PROBLEM STATEMENT: Your task is to extract every line from the material below exactly.

LISTING:
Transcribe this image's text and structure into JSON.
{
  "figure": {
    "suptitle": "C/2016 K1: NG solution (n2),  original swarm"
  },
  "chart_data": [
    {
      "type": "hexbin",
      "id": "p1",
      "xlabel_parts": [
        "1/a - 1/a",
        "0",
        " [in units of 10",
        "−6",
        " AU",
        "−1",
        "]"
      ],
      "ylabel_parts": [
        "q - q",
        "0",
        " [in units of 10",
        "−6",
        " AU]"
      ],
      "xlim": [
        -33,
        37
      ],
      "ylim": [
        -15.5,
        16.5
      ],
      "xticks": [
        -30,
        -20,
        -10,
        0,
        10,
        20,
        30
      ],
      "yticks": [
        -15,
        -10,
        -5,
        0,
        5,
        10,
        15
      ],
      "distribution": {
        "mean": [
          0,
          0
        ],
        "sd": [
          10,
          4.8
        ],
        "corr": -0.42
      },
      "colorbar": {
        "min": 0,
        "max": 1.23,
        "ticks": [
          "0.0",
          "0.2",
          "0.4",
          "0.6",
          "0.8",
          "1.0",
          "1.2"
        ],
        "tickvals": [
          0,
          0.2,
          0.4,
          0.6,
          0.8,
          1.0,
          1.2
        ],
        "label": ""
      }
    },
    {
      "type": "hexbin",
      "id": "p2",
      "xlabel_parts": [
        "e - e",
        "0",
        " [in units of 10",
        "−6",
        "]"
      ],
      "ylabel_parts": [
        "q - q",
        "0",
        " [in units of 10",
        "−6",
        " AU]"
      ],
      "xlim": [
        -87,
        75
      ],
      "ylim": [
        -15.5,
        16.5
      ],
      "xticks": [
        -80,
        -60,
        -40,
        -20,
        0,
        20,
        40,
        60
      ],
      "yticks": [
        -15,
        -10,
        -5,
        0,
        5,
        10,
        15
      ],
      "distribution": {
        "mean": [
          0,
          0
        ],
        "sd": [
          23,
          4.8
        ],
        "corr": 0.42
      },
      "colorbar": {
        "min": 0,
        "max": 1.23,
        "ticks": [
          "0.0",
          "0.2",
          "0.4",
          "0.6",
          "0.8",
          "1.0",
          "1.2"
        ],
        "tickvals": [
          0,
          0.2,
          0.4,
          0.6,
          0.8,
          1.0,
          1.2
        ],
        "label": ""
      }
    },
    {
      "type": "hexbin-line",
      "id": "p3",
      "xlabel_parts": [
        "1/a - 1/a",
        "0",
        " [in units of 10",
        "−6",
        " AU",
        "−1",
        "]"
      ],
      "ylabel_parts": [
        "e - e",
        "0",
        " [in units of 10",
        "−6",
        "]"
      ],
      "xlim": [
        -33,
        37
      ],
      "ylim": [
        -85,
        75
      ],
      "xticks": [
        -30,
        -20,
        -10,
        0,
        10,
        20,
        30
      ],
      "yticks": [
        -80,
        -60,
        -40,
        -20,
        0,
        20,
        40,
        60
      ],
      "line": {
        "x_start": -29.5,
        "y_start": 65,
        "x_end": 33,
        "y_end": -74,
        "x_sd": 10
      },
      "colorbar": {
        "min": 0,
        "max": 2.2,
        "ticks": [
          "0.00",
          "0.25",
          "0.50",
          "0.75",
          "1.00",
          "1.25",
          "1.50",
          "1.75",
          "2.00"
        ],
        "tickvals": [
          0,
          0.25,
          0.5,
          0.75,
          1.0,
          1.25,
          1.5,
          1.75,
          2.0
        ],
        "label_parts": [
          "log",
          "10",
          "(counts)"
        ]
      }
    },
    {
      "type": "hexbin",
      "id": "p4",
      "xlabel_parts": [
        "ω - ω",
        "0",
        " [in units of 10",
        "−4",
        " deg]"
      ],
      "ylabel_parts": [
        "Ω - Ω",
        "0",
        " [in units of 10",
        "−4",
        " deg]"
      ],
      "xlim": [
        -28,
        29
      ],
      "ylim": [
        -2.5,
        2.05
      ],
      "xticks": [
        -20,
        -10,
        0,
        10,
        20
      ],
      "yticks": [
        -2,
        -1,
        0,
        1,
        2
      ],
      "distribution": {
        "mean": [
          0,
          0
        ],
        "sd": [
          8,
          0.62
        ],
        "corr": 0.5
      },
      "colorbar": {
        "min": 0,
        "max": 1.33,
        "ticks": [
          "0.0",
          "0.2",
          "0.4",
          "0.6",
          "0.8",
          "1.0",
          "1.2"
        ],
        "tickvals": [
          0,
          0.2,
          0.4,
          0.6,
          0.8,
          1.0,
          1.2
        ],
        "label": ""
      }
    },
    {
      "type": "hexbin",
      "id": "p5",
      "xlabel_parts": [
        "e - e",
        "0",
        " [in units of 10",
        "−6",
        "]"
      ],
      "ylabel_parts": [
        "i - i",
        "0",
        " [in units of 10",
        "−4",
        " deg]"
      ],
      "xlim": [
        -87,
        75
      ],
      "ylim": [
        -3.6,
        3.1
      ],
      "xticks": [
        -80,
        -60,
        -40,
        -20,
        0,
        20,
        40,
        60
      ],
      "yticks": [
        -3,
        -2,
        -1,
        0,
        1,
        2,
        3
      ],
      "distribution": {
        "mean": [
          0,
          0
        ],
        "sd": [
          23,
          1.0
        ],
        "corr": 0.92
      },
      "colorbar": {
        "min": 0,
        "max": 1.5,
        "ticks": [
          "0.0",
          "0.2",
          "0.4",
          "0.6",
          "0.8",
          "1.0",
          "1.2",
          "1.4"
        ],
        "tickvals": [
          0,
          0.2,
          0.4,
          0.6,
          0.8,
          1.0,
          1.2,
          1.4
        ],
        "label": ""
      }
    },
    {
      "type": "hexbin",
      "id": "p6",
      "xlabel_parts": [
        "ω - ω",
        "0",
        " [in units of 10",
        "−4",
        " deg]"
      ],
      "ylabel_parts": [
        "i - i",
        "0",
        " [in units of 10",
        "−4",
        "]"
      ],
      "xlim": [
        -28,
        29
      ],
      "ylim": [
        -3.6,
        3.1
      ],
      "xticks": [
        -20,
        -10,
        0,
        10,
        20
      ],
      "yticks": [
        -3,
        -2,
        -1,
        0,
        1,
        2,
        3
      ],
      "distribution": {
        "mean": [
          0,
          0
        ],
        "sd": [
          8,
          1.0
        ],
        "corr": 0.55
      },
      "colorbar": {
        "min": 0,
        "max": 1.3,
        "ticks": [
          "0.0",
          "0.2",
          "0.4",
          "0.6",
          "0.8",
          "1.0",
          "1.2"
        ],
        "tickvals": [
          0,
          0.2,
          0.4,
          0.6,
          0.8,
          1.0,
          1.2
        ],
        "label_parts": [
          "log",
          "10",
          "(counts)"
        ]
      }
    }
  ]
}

ANSWER TO THIS EXERCISE:
Transcribe this image's text and structure into JSON.
{
  "figure": {
    "suptitle": "C/2016 K1: NG solution (n2),  original swarm"
  },
  "chart_data": [
    {
      "type": "hexbin",
      "id": "p1",
      "xlabel_parts": [
        "1/a - 1/a",
        "0",
        " [in units of 10",
        "−6",
        " AU",
        "−1",
        "]"
      ],
      "ylabel_parts": [
        "q - q",
        "0",
        " [in units of 10",
        "−6",
        " AU]"
      ],
      "xlim": [
        -33,
        37
      ],
      "ylim": [
        -15.5,
        16.5
      ],
      "xticks": [
        -30,
        -20,
        -10,
        0,
        10,
        20,
        30
      ],
      "yticks": [
        -15,
        -10,
        -5,
        0,
        5,
        10,
        15
      ],
      "distribution": {
        "mean": [
          0,
          0
        ],
        "sd": [
          10,
          4.8
        ],
        "corr": -0.42
      },
      "colorbar": {
        "min": 0,
        "max": 1.23,
        "ticks": [
          "0.0",
          "0.2",
          "0.4",
          "0.6",
          "0.8",
          "1.0",
          "1.2"
        ],
        "tickvals": [
          0,
          0.2,
          0.4,
          0.6,
          0.8,
          1.0,
          1.2
        ],
        "label": ""
      }
    },
    {
      "type": "hexbin",
      "id": "p2",
      "xlabel_parts": [
        "e - e",
        "0",
        " [in units of 10",
        "−6",
        "]"
      ],
      "ylabel_parts": [
        "q - q",
        "0",
        " [in units of 10",
        "−6",
        " AU]"
      ],
      "xlim": [
        -87,
        75
      ],
      "ylim": [
        -15.5,
        16.5
      ],
      "xticks": [
        -80,
        -60,
        -40,
        -20,
        0,
        20,
        40,
        60
      ],
      "yticks": [
        -15,
        -10,
        -5,
        0,
        5,
        10,
        15
      ],
      "distribution": {
        "mean": [
          0,
          0
        ],
        "sd": [
          23,
          4.8
        ],
        "corr": 0.42
      },
      "colorbar": {
        "min": 0,
        "max": 1.23,
        "ticks": [
          "0.0",
          "0.2",
          "0.4",
          "0.6",
          "0.8",
          "1.0",
          "1.2"
        ],
        "tickvals": [
          0,
          0.2,
          0.4,
          0.6,
          0.8,
          1.0,
          1.2
        ],
        "label": ""
      }
    },
    {
      "type": "hexbin-line",
      "id": "p3",
      "xlabel_parts": [
        "1/a - 1/a",
        "0",
        " [in units of 10",
        "−6",
        " AU",
        "−1",
        "]"
      ],
      "ylabel_parts": [
        "e - e",
        "0",
        " [in units of 10",
        "−6",
        "]"
      ],
      "xlim": [
        -33,
        37
      ],
      "ylim": [
        -85,
        75
      ],
      "xticks": [
        -30,
        -20,
        -10,
        0,
        10,
        20,
        30
      ],
      "yticks": [
        -80,
        -60,
        -40,
        -20,
        0,
        20,
        40,
        60
      ],
      "line": {
        "x_start": -29.5,
        "y_start": 65,
        "x_end": 33,
        "y_end": -74,
        "x_sd": 10
      },
      "colorbar": {
        "min": 0,
        "max": 2.2,
        "ticks": [
          "0.00",
          "0.25",
          "0.50",
          "0.75",
          "1.00",
          "1.25",
          "1.50",
          "1.75",
          "2.00"
        ],
        "tickvals": [
          0,
          0.25,
          0.5,
          0.75,
          1.0,
          1.25,
          1.5,
          1.75,
          2.0
        ],
        "label_parts": [
          "log",
          "10",
          "(counts)"
        ]
      }
    },
    {
      "type": "hexbin",
      "id": "p4",
      "xlabel_parts": [
        "ω - ω",
        "0",
        " [in units of 10",
        "−4",
        " deg]"
      ],
      "ylabel_parts": [
        "Ω - Ω",
        "0",
        " [in units of 10",
        "−4",
        " deg]"
      ],
      "xlim": [
        -28,
        29
      ],
      "ylim": [
        -2.5,
        2.05
      ],
      "xticks": [
        -20,
        -10,
        0,
        10,
        20
      ],
      "yticks": [
        -2,
        -1,
        0,
        1,
        2
      ],
      "distribution": {
        "mean": [
          0,
          0
        ],
        "sd": [
          8,
          0.62
        ],
        "corr": 0.5
      },
      "colorbar": {
        "min": 0,
        "max": 1.33,
        "ticks": [
          "0.0",
          "0.2",
          "0.4",
          "0.6",
          "0.8",
          "1.0",
          "1.2"
        ],
        "tickvals": [
          0,
          0.2,
          0.4,
          0.6,
          0.8,
          1.0,
          1.2
        ],
        "label": ""
      }
    },
    {
      "type": "hexbin",
      "id": "p5",
      "xlabel_parts": [
        "e - e",
        "0",
        " [in units of 10",
        "−6",
        "]"
      ],
      "ylabel_parts": [
        "i - i",
        "0",
        " [in units of 10",
        "−4",
        " deg]"
      ],
      "xlim": [
        -87,
        75
      ],
      "ylim": [
        -3.6,
        3.1
      ],
      "xticks": [
        -80,
        -60,
        -40,
        -20,
        0,
        20,
        40,
        60
      ],
      "yticks": [
        -3,
        -2,
        -1,
        0,
        1,
        2,
        3
      ],
      "distribution": {
        "mean": [
          0,
          0
        ],
        "sd": [
          23,
          1.0
        ],
        "corr": 0.92
      },
      "colorbar": {
        "min": 0,
        "max": 1.5,
        "ticks": [
          "0.0",
          "0.2",
          "0.4",
          "0.6",
          "0.8",
          "1.0",
          "1.2",
          "1.4"
        ],
        "tickvals": [
          0,
          0.2,
          0.4,
          0.6,
          0.8,
          1.0,
          1.2,
          1.4
        ],
        "label": ""
      }
    },
    {
      "type": "hexbin",
      "id": "p6",
      "xlabel_parts": [
        "ω - ω",
        "0",
        " [in units of 10",
        "−4",
        " deg]"
      ],
      "ylabel_parts": [
        "i - i",
        "0",
        " [in units of 10",
        "−4",
        "]"
      ],
      "xlim": [
        -28,
        29
      ],
      "ylim": [
        -3.6,
        3.1
      ],
      "xticks": [
        -20,
        -10,
        0,
        10,
        20
      ],
      "yticks": [
        -3,
        -2,
        -1,
        0,
        1,
        2,
        3
      ],
      "distribution": {
        "mean": [
          0,
          0
        ],
        "sd": [
          8,
          1.0
        ],
        "corr": 0.55
      },
      "colorbar": {
        "min": 0,
        "max": 1.3,
        "ticks": [
          "0.0",
          "0.2",
          "0.4",
          "0.6",
          "0.8",
          "1.0",
          "1.2"
        ],
        "tickvals": [
          0,
          0.2,
          0.4,
          0.6,
          0.8,
          1.0,
          1.2
        ],
        "label_parts": [
          "log",
          "10",
          "(counts)"
        ]
      }
    }
  ]
}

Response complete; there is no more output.